EXERCISE: Reproduce all the lines below exactly and omit the images.

Extracted data entries:
━━━━━━━━
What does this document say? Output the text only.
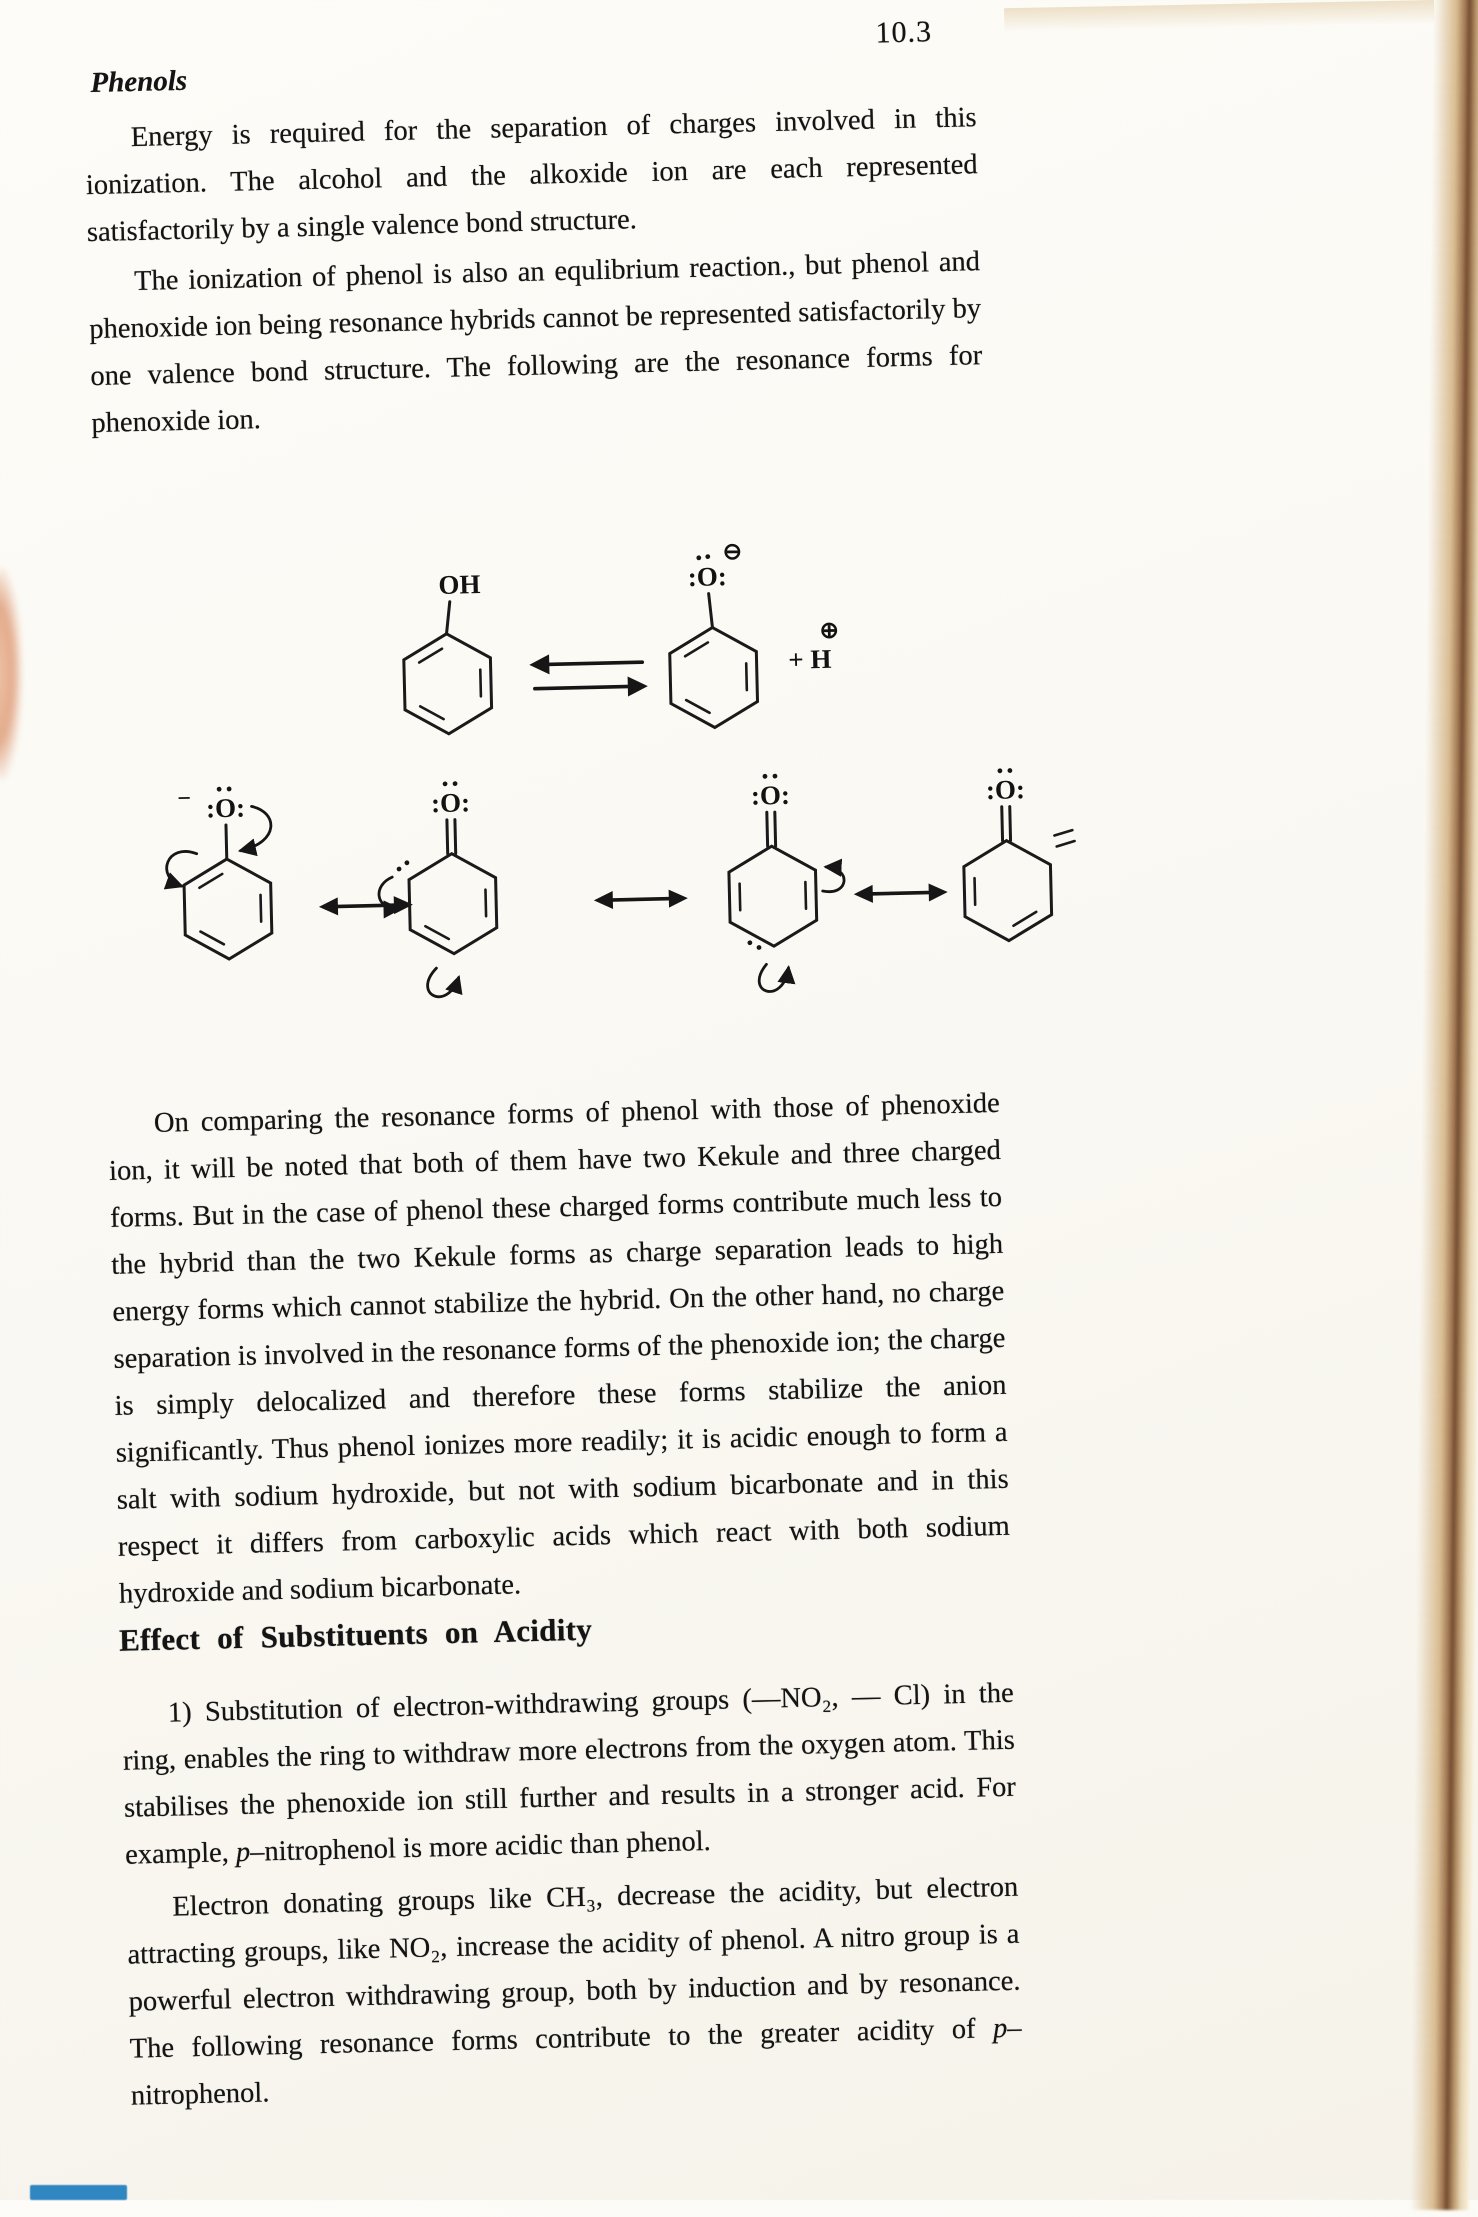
10.3
Phenols

Energy is required for the separation of charges involved in this ionization. The alcohol and the alkoxide ion are each represented satisfactorily by a single valence bond structure.

The ionization of phenol is also an equlibrium reaction., but phenol and phenoxide ion being resonance hybrids cannot be represented satisfactorily by one valence bond structure. The following are the resonance forms for phenoxide ion.

OH	:O:
⊖
+ H
⊕
:O:
−	:O:	:O:	:O:

On comparing the resonance forms of phenol with those of phenoxide ion, it will be noted that both of them have two Kekule and three charged forms. But in the case of phenol these charged forms contribute much less to the hybrid than the two Kekule forms as charge separation leads to high energy forms which cannot stabilize the hybrid. On the other hand, no charge separation is involved in the resonance forms of the phenoxide ion; the charge is simply delocalized and therefore these forms stabilize the anion significantly. Thus phenol ionizes more readily; it is acidic enough to form a salt with sodium hydroxide, but not with sodium bicarbonate and in this respect it differs from carboxylic acids which react with both sodium hydroxide and sodium bicarbonate.

Effect of Substituents on Acidity

1) Substitution of electron-withdrawing groups (—NO₂, — Cl) in the ring, enables the ring to withdraw more electrons from the oxygen atom. This stabilises the phenoxide ion still further and results in a stronger acid. For example, p–nitrophenol is more acidic than phenol.

Electron donating groups like CH₃, decrease the acidity, but electron attracting groups, like NO₂, increase the acidity of phenol. A nitro group is a powerful electron withdrawing group, both by induction and by resonance. The following resonance forms contribute to the greater acidity of p–nitrophenol.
━━━━━━━━
EXPECTED OUTPUT:
What does this document say? Output the text only.
10.3
Phenols

Energy is required for the separation of charges involved in this ionization. The alcohol and the alkoxide ion are each represented satisfactorily by a single valence bond structure.

The ionization of phenol is also an equlibrium reaction., but phenol and phenoxide ion being resonance hybrids cannot be represented satisfactorily by one valence bond structure. The following are the resonance forms for phenoxide ion.

OH	:O:
⊖
+ H
⊕
:O:
−	:O:	:O:	:O:

On comparing the resonance forms of phenol with those of phenoxide ion, it will be noted that both of them have two Kekule and three charged forms. But in the case of phenol these charged forms contribute much less to the hybrid than the two Kekule forms as charge separation leads to high energy forms which cannot stabilize the hybrid. On the other hand, no charge separation is involved in the resonance forms of the phenoxide ion; the charge is simply delocalized and therefore these forms stabilize the anion significantly. Thus phenol ionizes more readily; it is acidic enough to form a salt with sodium hydroxide, but not with sodium bicarbonate and in this respect it differs from carboxylic acids which react with both sodium hydroxide and sodium bicarbonate.

Effect of Substituents on Acidity

1) Substitution of electron-withdrawing groups (—NO₂, — Cl) in the ring, enables the ring to withdraw more electrons from the oxygen atom. This stabilises the phenoxide ion still further and results in a stronger acid. For example, p–nitrophenol is more acidic than phenol.

Electron donating groups like CH₃, decrease the acidity, but electron attracting groups, like NO₂, increase the acidity of phenol. A nitro group is a powerful electron withdrawing group, both by induction and by resonance. The following resonance forms contribute to the greater acidity of p–nitrophenol.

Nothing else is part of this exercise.